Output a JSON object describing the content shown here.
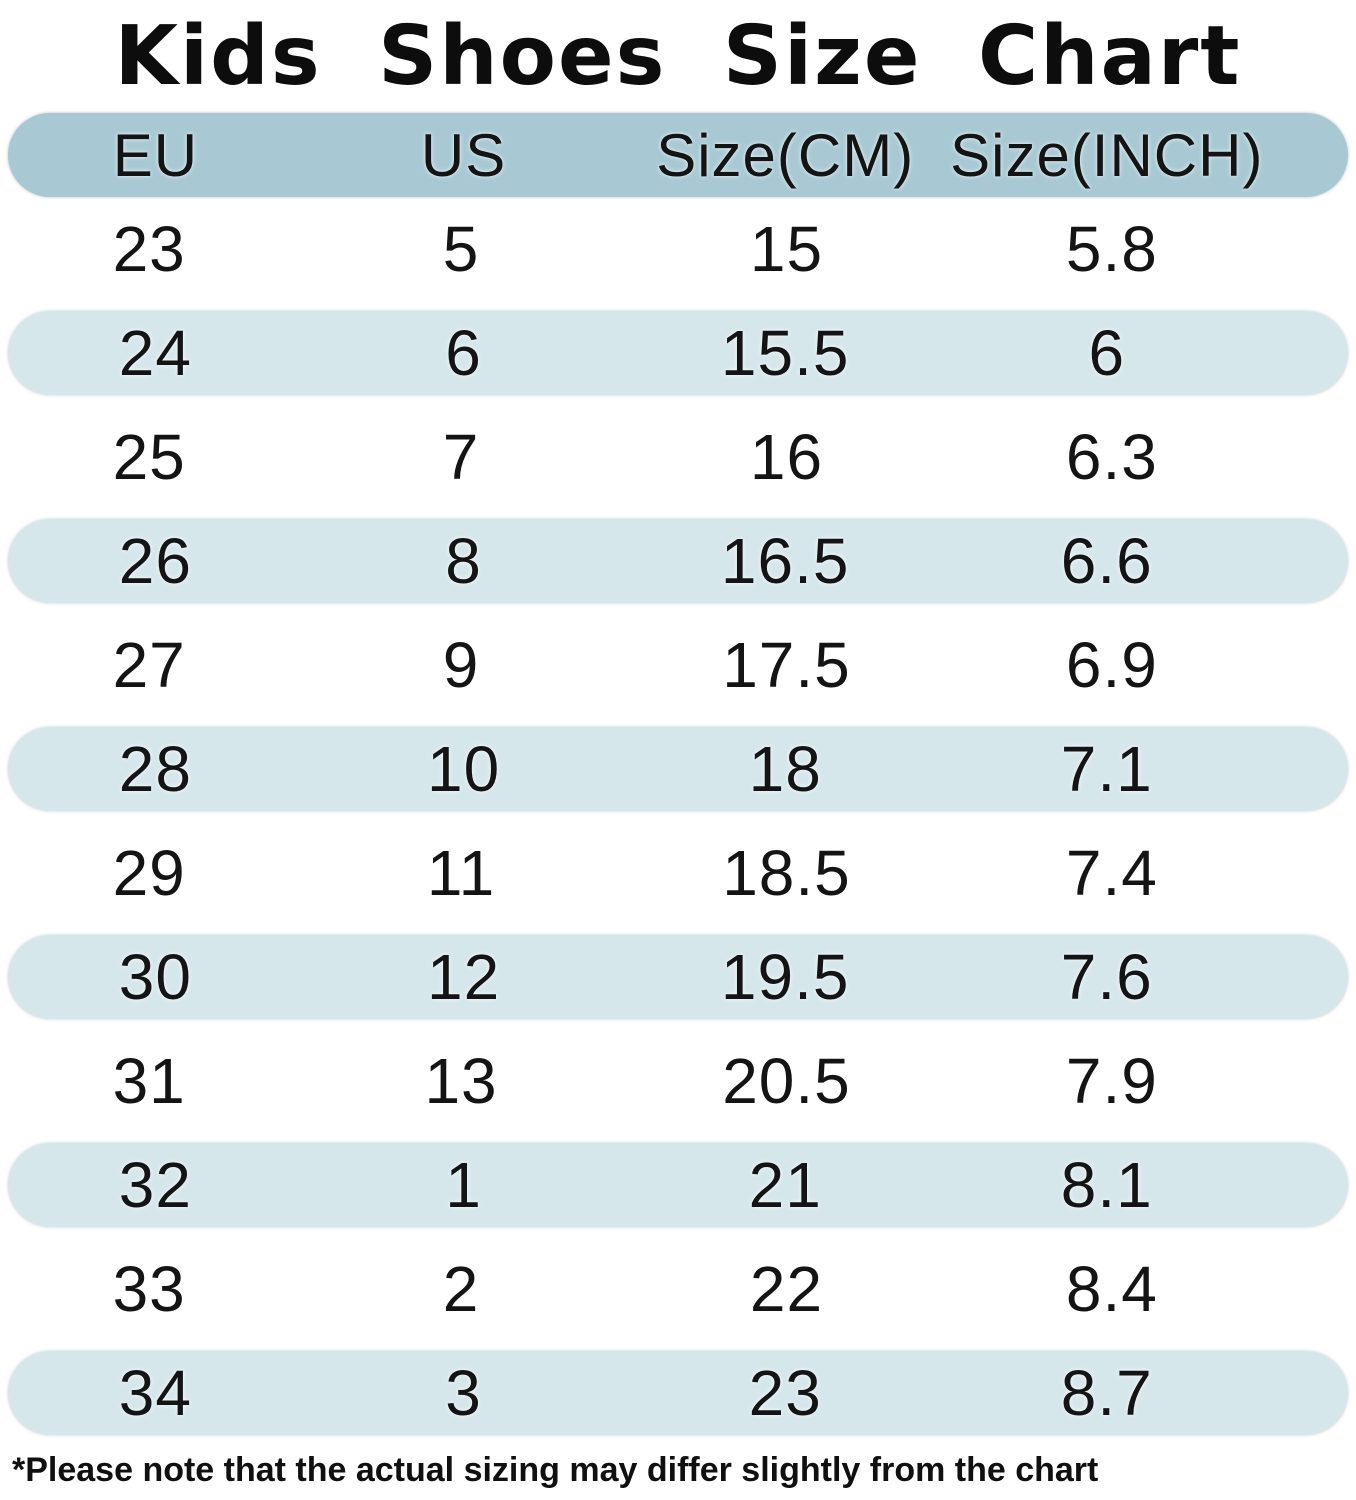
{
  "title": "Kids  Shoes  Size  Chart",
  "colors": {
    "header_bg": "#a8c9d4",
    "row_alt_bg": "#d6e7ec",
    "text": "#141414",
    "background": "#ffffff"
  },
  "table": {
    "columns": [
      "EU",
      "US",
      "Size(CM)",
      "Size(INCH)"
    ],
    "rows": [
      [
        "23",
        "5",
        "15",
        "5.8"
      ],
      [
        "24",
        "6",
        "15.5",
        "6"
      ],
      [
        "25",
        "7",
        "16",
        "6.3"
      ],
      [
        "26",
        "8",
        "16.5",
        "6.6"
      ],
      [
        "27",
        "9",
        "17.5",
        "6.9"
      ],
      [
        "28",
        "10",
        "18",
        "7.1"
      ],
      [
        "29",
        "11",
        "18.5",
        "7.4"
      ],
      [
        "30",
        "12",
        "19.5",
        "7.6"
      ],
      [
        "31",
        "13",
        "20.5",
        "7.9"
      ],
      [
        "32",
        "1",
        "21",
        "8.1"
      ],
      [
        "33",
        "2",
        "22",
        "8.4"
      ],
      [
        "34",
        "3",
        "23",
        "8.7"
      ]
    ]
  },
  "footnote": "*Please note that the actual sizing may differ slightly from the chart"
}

···

INSTRUCTIONS TO FOLLOW: Give back the entries verbatim. Do not include any picture.

RESPONSE BELOW:
Output a JSON object describing the content shown here.
{
  "title": "Kids  Shoes  Size  Chart",
  "colors": {
    "header_bg": "#a8c9d4",
    "row_alt_bg": "#d6e7ec",
    "text": "#141414",
    "background": "#ffffff"
  },
  "table": {
    "columns": [
      "EU",
      "US",
      "Size(CM)",
      "Size(INCH)"
    ],
    "rows": [
      [
        "23",
        "5",
        "15",
        "5.8"
      ],
      [
        "24",
        "6",
        "15.5",
        "6"
      ],
      [
        "25",
        "7",
        "16",
        "6.3"
      ],
      [
        "26",
        "8",
        "16.5",
        "6.6"
      ],
      [
        "27",
        "9",
        "17.5",
        "6.9"
      ],
      [
        "28",
        "10",
        "18",
        "7.1"
      ],
      [
        "29",
        "11",
        "18.5",
        "7.4"
      ],
      [
        "30",
        "12",
        "19.5",
        "7.6"
      ],
      [
        "31",
        "13",
        "20.5",
        "7.9"
      ],
      [
        "32",
        "1",
        "21",
        "8.1"
      ],
      [
        "33",
        "2",
        "22",
        "8.4"
      ],
      [
        "34",
        "3",
        "23",
        "8.7"
      ]
    ]
  },
  "footnote": "*Please note that the actual sizing may differ slightly from the chart"
}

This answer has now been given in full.